(Records)

☆ ☆ ☆ ☆ ☆

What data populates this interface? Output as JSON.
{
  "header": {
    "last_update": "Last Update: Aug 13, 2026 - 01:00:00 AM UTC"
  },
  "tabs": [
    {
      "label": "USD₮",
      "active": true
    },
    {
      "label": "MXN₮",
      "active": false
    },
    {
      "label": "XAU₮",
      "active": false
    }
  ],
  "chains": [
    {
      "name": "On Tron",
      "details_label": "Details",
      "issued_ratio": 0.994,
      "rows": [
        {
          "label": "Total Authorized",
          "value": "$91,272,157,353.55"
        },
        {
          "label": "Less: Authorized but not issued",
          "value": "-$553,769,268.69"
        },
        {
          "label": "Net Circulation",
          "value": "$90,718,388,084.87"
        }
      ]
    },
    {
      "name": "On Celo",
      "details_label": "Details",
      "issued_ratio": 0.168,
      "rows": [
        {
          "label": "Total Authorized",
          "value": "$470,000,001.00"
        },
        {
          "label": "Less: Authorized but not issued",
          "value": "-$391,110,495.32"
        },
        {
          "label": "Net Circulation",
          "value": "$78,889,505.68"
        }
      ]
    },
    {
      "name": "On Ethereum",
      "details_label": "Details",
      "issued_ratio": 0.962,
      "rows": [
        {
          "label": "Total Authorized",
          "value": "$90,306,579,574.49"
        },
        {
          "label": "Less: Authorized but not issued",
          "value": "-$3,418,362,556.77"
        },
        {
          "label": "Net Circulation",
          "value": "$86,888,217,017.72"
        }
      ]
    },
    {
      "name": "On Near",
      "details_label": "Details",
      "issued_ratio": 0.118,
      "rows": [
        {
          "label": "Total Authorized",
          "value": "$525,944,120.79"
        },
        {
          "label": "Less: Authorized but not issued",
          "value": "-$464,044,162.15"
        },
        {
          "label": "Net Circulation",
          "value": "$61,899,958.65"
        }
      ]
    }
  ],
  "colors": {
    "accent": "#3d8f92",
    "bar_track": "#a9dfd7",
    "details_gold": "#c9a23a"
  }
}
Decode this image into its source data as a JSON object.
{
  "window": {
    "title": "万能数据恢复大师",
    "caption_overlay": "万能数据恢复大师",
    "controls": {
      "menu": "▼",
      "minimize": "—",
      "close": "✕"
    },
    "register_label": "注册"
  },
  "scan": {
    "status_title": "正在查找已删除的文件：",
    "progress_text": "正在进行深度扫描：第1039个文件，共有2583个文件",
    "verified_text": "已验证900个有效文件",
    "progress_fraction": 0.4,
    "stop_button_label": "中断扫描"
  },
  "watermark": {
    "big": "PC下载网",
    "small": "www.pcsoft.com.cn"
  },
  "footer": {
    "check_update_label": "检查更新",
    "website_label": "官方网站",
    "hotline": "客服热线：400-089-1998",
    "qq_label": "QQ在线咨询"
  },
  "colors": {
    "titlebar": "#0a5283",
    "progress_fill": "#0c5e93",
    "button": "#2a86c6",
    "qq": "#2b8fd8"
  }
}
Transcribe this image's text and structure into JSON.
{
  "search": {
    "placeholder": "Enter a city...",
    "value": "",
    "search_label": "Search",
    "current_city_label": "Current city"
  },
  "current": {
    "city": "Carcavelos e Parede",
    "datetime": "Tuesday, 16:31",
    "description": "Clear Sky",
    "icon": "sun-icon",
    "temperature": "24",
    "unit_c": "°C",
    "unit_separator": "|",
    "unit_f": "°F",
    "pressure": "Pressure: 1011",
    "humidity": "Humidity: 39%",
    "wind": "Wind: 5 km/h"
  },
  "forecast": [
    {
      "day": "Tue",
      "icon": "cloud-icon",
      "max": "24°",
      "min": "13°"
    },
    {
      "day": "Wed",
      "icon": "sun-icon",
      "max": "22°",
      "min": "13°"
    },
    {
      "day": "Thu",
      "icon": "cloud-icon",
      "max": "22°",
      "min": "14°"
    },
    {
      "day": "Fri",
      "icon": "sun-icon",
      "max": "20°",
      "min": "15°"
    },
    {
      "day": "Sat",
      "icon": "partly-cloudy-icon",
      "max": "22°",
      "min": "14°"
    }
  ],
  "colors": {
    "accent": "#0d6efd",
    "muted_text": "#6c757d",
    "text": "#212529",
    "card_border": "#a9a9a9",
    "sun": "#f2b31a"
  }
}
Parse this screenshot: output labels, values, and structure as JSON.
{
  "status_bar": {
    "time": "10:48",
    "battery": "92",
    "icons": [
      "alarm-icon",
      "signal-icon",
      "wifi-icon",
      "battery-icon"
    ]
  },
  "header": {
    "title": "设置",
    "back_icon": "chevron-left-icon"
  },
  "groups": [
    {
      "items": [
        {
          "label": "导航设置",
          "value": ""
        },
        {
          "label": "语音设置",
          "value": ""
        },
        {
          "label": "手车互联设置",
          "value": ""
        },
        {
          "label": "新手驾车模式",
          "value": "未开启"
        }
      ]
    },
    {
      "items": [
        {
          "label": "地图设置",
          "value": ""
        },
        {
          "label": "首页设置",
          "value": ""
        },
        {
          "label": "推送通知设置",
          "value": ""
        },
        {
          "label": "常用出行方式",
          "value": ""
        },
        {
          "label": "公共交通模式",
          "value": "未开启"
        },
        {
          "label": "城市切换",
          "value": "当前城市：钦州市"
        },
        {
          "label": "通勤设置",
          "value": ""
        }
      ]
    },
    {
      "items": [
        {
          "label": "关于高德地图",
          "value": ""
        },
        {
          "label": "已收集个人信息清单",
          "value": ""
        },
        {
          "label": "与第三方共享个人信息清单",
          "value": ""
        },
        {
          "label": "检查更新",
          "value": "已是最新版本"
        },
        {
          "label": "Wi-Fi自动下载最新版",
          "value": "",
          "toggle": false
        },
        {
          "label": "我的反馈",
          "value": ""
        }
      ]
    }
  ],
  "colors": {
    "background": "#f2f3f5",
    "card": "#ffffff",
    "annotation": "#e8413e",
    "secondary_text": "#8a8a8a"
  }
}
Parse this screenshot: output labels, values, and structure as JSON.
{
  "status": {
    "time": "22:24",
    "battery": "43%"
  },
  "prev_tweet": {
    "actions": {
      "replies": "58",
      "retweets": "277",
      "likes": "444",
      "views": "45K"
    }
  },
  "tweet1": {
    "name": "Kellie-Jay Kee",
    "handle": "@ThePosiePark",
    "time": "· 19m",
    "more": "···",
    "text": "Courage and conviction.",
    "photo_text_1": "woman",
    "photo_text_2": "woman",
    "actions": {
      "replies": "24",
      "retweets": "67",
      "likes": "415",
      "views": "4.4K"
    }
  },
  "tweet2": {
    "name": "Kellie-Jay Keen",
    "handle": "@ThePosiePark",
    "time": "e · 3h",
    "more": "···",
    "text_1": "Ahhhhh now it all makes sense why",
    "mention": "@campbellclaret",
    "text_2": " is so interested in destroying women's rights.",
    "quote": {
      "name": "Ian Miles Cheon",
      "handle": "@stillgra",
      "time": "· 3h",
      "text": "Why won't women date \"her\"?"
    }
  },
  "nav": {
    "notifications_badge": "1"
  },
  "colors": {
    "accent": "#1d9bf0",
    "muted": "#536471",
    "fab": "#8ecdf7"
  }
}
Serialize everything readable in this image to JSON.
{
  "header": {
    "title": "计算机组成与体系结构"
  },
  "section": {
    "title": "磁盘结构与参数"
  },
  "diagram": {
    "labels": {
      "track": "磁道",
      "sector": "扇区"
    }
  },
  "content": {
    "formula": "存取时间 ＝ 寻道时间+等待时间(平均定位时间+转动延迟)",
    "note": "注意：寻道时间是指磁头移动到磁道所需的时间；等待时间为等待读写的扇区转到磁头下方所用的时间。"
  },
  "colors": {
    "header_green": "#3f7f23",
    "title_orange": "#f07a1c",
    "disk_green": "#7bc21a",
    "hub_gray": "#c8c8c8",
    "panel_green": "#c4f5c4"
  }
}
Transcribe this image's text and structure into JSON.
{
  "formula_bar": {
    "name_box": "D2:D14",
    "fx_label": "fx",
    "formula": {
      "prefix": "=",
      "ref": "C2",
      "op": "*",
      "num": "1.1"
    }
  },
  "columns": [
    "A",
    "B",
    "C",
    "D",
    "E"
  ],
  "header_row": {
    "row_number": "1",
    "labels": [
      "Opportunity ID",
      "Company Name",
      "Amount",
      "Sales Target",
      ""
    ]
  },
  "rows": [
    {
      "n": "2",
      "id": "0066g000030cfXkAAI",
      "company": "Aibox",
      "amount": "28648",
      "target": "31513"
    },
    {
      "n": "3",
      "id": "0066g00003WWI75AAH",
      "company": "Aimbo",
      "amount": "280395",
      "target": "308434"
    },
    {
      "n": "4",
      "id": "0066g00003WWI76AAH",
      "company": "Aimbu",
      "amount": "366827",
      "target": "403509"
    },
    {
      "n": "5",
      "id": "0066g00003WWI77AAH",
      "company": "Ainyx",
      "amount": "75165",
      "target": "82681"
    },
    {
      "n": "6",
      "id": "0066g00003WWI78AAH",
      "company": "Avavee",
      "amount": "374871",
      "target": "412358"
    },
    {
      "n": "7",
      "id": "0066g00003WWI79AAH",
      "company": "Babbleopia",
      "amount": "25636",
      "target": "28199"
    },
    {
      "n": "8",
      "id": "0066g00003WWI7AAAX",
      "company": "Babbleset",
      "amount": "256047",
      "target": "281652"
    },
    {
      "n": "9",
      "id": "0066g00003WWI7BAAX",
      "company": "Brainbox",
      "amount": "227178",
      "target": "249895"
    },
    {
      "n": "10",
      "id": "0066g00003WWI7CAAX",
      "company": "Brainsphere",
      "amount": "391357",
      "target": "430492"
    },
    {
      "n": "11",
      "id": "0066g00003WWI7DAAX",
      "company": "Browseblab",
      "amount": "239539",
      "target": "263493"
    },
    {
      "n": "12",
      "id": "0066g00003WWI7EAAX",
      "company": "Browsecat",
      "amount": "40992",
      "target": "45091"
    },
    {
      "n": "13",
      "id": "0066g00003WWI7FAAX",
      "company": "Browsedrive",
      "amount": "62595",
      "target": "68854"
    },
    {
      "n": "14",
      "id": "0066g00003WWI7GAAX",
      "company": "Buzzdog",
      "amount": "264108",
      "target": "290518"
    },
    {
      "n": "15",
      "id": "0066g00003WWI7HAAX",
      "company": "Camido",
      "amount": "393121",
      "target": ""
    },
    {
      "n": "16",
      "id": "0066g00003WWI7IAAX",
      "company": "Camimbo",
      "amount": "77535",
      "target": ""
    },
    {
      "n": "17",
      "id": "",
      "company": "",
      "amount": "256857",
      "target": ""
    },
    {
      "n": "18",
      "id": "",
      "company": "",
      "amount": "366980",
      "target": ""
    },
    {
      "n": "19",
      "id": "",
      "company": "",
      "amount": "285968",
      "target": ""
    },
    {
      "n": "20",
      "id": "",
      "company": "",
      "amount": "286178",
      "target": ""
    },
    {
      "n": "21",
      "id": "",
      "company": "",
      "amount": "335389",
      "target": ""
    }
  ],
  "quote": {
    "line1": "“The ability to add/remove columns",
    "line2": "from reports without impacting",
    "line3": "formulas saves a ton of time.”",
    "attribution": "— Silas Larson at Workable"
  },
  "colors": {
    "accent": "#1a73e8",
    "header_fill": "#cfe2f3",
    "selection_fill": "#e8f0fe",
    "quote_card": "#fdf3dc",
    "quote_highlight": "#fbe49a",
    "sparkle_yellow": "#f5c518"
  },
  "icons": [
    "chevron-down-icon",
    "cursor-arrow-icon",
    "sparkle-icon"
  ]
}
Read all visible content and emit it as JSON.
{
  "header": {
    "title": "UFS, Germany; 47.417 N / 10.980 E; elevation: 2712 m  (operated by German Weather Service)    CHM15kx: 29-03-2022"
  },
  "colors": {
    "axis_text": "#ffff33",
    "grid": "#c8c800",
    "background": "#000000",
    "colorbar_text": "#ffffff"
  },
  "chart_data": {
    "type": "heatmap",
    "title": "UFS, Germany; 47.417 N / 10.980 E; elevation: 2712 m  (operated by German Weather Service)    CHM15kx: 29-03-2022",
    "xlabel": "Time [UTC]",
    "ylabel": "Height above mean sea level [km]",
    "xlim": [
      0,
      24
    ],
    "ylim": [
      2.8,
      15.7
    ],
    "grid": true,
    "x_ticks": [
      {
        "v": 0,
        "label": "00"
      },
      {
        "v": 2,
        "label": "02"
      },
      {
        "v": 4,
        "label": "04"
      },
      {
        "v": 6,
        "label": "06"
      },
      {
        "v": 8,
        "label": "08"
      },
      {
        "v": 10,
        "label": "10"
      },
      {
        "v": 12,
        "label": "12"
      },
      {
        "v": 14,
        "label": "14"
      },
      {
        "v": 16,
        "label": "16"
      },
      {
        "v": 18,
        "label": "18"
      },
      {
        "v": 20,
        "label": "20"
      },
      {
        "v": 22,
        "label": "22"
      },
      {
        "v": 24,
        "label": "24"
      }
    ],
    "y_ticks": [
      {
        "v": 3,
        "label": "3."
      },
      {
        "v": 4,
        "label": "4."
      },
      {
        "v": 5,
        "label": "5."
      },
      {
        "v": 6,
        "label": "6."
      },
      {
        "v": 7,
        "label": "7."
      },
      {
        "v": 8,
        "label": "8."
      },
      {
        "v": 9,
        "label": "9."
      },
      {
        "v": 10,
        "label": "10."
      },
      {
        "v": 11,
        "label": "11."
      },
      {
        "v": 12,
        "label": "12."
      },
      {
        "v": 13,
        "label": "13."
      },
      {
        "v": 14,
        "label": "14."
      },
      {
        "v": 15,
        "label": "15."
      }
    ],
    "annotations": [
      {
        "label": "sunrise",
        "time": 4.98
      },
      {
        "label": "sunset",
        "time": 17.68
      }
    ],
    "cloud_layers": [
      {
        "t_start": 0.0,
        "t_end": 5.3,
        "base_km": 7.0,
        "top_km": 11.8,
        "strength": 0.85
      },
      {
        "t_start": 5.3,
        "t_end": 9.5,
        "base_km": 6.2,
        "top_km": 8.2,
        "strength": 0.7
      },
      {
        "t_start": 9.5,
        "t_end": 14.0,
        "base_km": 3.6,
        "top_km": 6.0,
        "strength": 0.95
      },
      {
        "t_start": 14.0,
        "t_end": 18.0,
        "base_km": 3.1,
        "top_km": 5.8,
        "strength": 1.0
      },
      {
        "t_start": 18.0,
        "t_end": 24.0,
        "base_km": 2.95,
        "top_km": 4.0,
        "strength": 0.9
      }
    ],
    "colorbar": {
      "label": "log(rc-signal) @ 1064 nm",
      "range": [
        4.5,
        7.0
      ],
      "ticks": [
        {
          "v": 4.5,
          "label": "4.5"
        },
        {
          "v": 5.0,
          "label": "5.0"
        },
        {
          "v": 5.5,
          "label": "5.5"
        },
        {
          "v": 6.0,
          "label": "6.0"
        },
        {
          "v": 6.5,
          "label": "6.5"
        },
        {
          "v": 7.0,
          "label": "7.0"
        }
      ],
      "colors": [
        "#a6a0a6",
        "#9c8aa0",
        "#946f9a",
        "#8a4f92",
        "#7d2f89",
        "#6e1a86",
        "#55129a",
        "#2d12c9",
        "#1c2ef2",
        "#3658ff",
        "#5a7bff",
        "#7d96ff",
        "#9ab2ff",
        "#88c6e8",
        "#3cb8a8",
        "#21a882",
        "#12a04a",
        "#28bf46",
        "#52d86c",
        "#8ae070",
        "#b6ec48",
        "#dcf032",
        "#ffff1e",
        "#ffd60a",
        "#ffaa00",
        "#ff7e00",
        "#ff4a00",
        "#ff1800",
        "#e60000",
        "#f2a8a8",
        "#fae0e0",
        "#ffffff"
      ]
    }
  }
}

☆ ☆ ☆ ☆ ☆

> **Exercise requirements**: Pull out each line holding the string "JSON".

> **Task response**:
What data populates this interface? Output as JSON.
Decode this image into its source data as a JSON object.
Transcribe this image's text and structure into JSON.
Parse this screenshot: output labels, values, and structure as JSON.
Parse this screenshot: output labels, values, and structure as JSON.
Serialize everything readable in this image to JSON.
Transcribe this image's text and structure into JSON.
Read all visible content and emit it as JSON.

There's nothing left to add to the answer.